#### Input:
··········
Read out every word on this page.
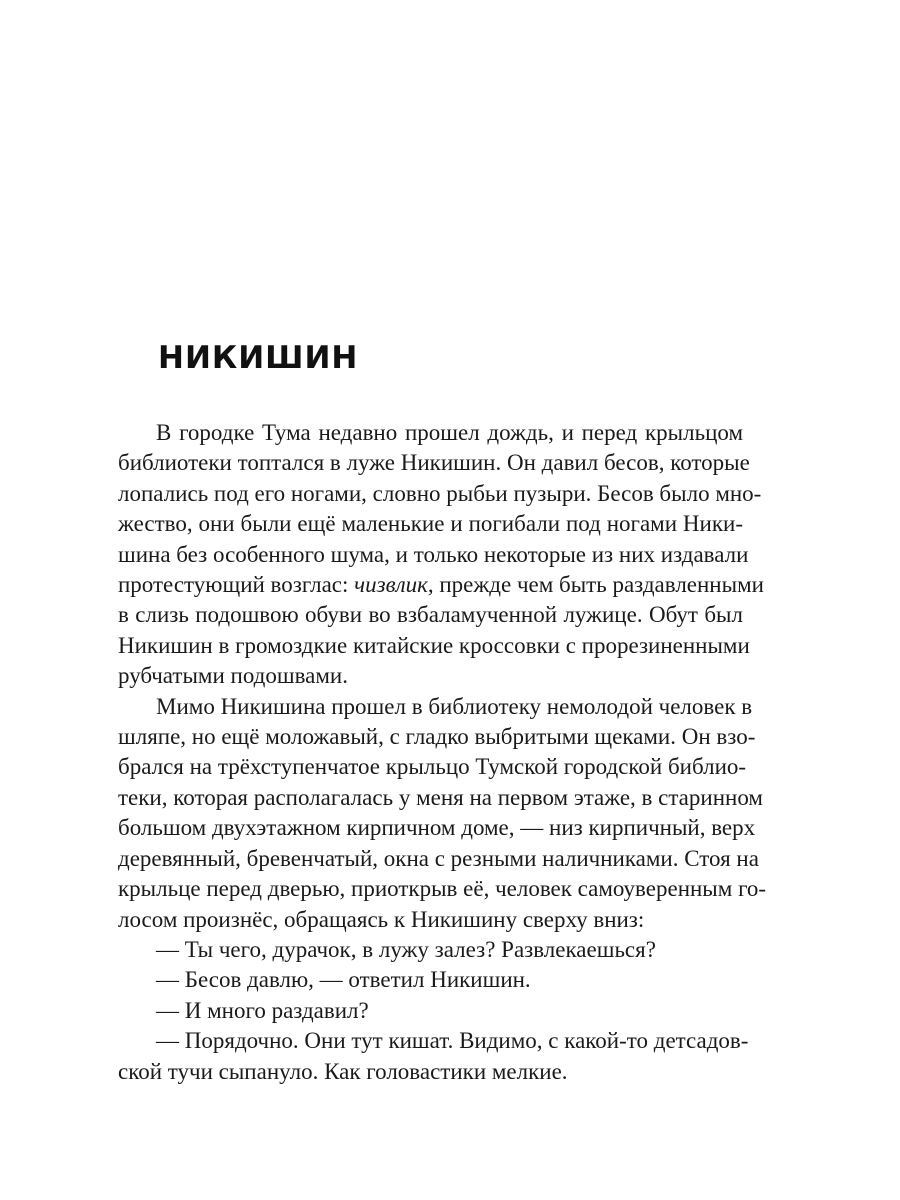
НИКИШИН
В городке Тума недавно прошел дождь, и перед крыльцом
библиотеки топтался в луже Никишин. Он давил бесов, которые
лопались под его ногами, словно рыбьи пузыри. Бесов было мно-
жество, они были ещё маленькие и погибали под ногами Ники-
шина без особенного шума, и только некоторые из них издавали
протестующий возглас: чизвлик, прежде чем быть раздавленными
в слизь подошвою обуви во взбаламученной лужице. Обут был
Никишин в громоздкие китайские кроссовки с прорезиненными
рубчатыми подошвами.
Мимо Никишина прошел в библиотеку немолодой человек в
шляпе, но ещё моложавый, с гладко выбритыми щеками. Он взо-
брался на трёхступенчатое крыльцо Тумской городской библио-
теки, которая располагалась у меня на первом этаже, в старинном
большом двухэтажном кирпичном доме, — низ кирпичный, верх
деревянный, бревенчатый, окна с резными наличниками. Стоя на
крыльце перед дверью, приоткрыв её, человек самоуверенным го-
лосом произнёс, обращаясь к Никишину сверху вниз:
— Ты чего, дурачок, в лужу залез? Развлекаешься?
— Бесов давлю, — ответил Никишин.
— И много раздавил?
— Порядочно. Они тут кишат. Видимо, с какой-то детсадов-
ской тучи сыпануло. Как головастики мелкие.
··········
#### What is required:
Restate the whole listing above exactly, please, omitting every image.

#### Complete response:
Read out every word on this page.
НИКИШИН
В городке Тума недавно прошел дождь, и перед крыльцом
библиотеки топтался в луже Никишин. Он давил бесов, которые
лопались под его ногами, словно рыбьи пузыри. Бесов было мно-
жество, они были ещё маленькие и погибали под ногами Ники-
шина без особенного шума, и только некоторые из них издавали
протестующий возглас: чизвлик, прежде чем быть раздавленными
в слизь подошвою обуви во взбаламученной лужице. Обут был
Никишин в громоздкие китайские кроссовки с прорезиненными
рубчатыми подошвами.
Мимо Никишина прошел в библиотеку немолодой человек в
шляпе, но ещё моложавый, с гладко выбритыми щеками. Он взо-
брался на трёхступенчатое крыльцо Тумской городской библио-
теки, которая располагалась у меня на первом этаже, в старинном
большом двухэтажном кирпичном доме, — низ кирпичный, верх
деревянный, бревенчатый, окна с резными наличниками. Стоя на
крыльце перед дверью, приоткрыв её, человек самоуверенным го-
лосом произнёс, обращаясь к Никишину сверху вниз:
— Ты чего, дурачок, в лужу залез? Развлекаешься?
— Бесов давлю, — ответил Никишин.
— И много раздавил?
— Порядочно. Они тут кишат. Видимо, с какой-то детсадов-
ской тучи сыпануло. Как головастики мелкие.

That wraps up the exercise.